[Stored data]
----------------
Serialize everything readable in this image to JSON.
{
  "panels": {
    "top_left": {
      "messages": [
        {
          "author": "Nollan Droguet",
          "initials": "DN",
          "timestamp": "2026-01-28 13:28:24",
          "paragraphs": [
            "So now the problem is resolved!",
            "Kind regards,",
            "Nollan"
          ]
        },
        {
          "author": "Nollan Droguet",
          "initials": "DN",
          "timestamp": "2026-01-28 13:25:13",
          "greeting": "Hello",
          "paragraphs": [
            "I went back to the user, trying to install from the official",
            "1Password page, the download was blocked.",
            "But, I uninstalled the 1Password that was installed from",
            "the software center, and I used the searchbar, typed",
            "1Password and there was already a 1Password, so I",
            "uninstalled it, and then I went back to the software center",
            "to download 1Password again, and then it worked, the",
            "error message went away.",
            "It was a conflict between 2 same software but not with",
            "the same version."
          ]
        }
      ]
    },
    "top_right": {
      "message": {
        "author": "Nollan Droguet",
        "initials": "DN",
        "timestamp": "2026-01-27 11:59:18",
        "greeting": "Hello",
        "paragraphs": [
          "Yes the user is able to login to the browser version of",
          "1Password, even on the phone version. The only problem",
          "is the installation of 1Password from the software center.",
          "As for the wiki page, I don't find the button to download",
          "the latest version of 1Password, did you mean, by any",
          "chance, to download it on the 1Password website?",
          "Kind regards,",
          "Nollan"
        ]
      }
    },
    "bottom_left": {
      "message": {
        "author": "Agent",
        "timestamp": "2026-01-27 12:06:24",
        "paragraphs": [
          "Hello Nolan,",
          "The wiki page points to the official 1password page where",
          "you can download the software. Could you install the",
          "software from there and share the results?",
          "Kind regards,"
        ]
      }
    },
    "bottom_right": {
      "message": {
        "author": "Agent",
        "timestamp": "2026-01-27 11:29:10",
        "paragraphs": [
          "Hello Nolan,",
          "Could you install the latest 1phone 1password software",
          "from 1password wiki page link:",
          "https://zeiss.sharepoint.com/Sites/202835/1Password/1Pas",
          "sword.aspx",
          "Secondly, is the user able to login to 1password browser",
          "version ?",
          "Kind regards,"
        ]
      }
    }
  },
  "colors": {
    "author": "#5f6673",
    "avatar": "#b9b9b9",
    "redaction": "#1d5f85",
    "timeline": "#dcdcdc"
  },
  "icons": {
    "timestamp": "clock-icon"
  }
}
----------------
Please quote the data above in full, with no line missing.

▶ _Exercise answer_:
Serialize everything readable in this image to JSON.
{
  "panels": {
    "top_left": {
      "messages": [
        {
          "author": "Nollan Droguet",
          "initials": "DN",
          "timestamp": "2026-01-28 13:28:24",
          "paragraphs": [
            "So now the problem is resolved!",
            "Kind regards,",
            "Nollan"
          ]
        },
        {
          "author": "Nollan Droguet",
          "initials": "DN",
          "timestamp": "2026-01-28 13:25:13",
          "greeting": "Hello",
          "paragraphs": [
            "I went back to the user, trying to install from the official",
            "1Password page, the download was blocked.",
            "But, I uninstalled the 1Password that was installed from",
            "the software center, and I used the searchbar, typed",
            "1Password and there was already a 1Password, so I",
            "uninstalled it, and then I went back to the software center",
            "to download 1Password again, and then it worked, the",
            "error message went away.",
            "It was a conflict between 2 same software but not with",
            "the same version."
          ]
        }
      ]
    },
    "top_right": {
      "message": {
        "author": "Nollan Droguet",
        "initials": "DN",
        "timestamp": "2026-01-27 11:59:18",
        "greeting": "Hello",
        "paragraphs": [
          "Yes the user is able to login to the browser version of",
          "1Password, even on the phone version. The only problem",
          "is the installation of 1Password from the software center.",
          "As for the wiki page, I don't find the button to download",
          "the latest version of 1Password, did you mean, by any",
          "chance, to download it on the 1Password website?",
          "Kind regards,",
          "Nollan"
        ]
      }
    },
    "bottom_left": {
      "message": {
        "author": "Agent",
        "timestamp": "2026-01-27 12:06:24",
        "paragraphs": [
          "Hello Nolan,",
          "The wiki page points to the official 1password page where",
          "you can download the software. Could you install the",
          "software from there and share the results?",
          "Kind regards,"
        ]
      }
    },
    "bottom_right": {
      "message": {
        "author": "Agent",
        "timestamp": "2026-01-27 11:29:10",
        "paragraphs": [
          "Hello Nolan,",
          "Could you install the latest 1phone 1password software",
          "from 1password wiki page link:",
          "https://zeiss.sharepoint.com/Sites/202835/1Password/1Pas",
          "sword.aspx",
          "Secondly, is the user able to login to 1password browser",
          "version ?",
          "Kind regards,"
        ]
      }
    }
  },
  "colors": {
    "author": "#5f6673",
    "avatar": "#b9b9b9",
    "redaction": "#1d5f85",
    "timeline": "#dcdcdc"
  },
  "icons": {
    "timestamp": "clock-icon"
  }
}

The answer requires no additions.